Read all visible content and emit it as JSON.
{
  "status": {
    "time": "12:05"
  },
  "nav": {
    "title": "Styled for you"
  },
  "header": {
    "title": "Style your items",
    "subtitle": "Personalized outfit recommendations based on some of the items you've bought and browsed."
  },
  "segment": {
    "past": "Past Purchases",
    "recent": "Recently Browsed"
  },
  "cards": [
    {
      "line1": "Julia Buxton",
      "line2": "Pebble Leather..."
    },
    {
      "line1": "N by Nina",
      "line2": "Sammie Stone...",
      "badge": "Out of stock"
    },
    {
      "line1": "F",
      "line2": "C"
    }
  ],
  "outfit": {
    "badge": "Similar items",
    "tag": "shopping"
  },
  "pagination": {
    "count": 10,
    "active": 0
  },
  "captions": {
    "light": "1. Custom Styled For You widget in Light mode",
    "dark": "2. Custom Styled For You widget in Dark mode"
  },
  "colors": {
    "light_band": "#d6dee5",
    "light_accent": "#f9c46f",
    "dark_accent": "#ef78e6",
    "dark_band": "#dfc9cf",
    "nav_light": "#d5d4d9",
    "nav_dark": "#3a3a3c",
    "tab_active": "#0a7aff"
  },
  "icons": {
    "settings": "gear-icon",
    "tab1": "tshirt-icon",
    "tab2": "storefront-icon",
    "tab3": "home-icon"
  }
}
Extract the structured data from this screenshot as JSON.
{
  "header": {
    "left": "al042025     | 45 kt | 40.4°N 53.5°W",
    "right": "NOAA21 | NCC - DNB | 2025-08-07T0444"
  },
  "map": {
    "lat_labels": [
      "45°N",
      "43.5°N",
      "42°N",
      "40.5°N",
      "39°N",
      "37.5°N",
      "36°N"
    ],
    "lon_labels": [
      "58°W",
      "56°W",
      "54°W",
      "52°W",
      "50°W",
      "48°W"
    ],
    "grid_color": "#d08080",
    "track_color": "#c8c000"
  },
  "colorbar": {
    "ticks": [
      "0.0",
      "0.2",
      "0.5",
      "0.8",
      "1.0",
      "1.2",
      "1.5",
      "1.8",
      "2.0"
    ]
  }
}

• • • • • • •

WHAT IS NEEDED » Determine how many of the lines above hold the word "mode", and output that number by itself.

WORKED SOLUTION » 2